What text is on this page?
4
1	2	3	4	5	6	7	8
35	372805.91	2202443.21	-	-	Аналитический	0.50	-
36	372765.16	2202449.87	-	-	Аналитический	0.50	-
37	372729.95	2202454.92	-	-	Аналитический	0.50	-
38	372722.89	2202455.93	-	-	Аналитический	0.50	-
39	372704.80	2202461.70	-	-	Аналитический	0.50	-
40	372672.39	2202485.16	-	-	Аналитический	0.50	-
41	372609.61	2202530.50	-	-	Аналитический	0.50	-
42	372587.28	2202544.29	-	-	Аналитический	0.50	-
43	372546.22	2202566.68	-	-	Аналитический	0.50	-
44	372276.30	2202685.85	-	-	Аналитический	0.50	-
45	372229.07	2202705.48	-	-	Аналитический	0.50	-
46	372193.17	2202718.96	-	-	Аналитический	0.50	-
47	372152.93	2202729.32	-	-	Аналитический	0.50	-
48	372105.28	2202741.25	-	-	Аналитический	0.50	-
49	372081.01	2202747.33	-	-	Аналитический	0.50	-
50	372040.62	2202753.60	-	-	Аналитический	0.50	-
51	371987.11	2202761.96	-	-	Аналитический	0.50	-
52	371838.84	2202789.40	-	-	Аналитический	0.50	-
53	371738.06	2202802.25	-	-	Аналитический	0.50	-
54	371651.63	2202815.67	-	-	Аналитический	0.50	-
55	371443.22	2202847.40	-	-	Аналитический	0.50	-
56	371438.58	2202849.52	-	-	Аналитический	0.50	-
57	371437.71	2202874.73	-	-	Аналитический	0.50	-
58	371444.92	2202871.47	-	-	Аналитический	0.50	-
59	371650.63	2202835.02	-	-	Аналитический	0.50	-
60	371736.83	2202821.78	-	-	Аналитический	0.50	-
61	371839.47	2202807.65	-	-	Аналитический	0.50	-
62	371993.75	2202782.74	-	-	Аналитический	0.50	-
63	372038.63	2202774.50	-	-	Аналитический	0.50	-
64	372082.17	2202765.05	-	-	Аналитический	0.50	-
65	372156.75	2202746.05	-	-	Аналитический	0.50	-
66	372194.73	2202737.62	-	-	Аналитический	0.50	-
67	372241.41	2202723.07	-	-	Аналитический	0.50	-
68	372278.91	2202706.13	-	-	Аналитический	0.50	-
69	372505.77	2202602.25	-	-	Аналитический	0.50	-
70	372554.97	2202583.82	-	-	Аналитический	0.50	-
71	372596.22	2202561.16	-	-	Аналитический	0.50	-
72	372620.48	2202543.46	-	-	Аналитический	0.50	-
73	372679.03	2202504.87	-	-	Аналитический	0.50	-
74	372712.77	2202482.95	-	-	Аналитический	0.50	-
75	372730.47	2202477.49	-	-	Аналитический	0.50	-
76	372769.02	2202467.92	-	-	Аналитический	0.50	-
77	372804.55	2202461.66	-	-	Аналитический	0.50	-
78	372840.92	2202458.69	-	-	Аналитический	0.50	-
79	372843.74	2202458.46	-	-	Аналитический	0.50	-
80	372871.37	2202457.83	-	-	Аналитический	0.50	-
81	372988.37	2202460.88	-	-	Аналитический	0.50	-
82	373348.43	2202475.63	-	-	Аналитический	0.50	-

###

Problem details:
Every record shown above must be echoed exactly.

Written solution:
What text is on this page?
4
1	2	3	4	5	6	7	8
35	372805.91	2202443.21	-	-	Аналитический	0.50	-
36	372765.16	2202449.87	-	-	Аналитический	0.50	-
37	372729.95	2202454.92	-	-	Аналитический	0.50	-
38	372722.89	2202455.93	-	-	Аналитический	0.50	-
39	372704.80	2202461.70	-	-	Аналитический	0.50	-
40	372672.39	2202485.16	-	-	Аналитический	0.50	-
41	372609.61	2202530.50	-	-	Аналитический	0.50	-
42	372587.28	2202544.29	-	-	Аналитический	0.50	-
43	372546.22	2202566.68	-	-	Аналитический	0.50	-
44	372276.30	2202685.85	-	-	Аналитический	0.50	-
45	372229.07	2202705.48	-	-	Аналитический	0.50	-
46	372193.17	2202718.96	-	-	Аналитический	0.50	-
47	372152.93	2202729.32	-	-	Аналитический	0.50	-
48	372105.28	2202741.25	-	-	Аналитический	0.50	-
49	372081.01	2202747.33	-	-	Аналитический	0.50	-
50	372040.62	2202753.60	-	-	Аналитический	0.50	-
51	371987.11	2202761.96	-	-	Аналитический	0.50	-
52	371838.84	2202789.40	-	-	Аналитический	0.50	-
53	371738.06	2202802.25	-	-	Аналитический	0.50	-
54	371651.63	2202815.67	-	-	Аналитический	0.50	-
55	371443.22	2202847.40	-	-	Аналитический	0.50	-
56	371438.58	2202849.52	-	-	Аналитический	0.50	-
57	371437.71	2202874.73	-	-	Аналитический	0.50	-
58	371444.92	2202871.47	-	-	Аналитический	0.50	-
59	371650.63	2202835.02	-	-	Аналитический	0.50	-
60	371736.83	2202821.78	-	-	Аналитический	0.50	-
61	371839.47	2202807.65	-	-	Аналитический	0.50	-
62	371993.75	2202782.74	-	-	Аналитический	0.50	-
63	372038.63	2202774.50	-	-	Аналитический	0.50	-
64	372082.17	2202765.05	-	-	Аналитический	0.50	-
65	372156.75	2202746.05	-	-	Аналитический	0.50	-
66	372194.73	2202737.62	-	-	Аналитический	0.50	-
67	372241.41	2202723.07	-	-	Аналитический	0.50	-
68	372278.91	2202706.13	-	-	Аналитический	0.50	-
69	372505.77	2202602.25	-	-	Аналитический	0.50	-
70	372554.97	2202583.82	-	-	Аналитический	0.50	-
71	372596.22	2202561.16	-	-	Аналитический	0.50	-
72	372620.48	2202543.46	-	-	Аналитический	0.50	-
73	372679.03	2202504.87	-	-	Аналитический	0.50	-
74	372712.77	2202482.95	-	-	Аналитический	0.50	-
75	372730.47	2202477.49	-	-	Аналитический	0.50	-
76	372769.02	2202467.92	-	-	Аналитический	0.50	-
77	372804.55	2202461.66	-	-	Аналитический	0.50	-
78	372840.92	2202458.69	-	-	Аналитический	0.50	-
79	372843.74	2202458.46	-	-	Аналитический	0.50	-
80	372871.37	2202457.83	-	-	Аналитический	0.50	-
81	372988.37	2202460.88	-	-	Аналитический	0.50	-
82	373348.43	2202475.63	-	-	Аналитический	0.50	-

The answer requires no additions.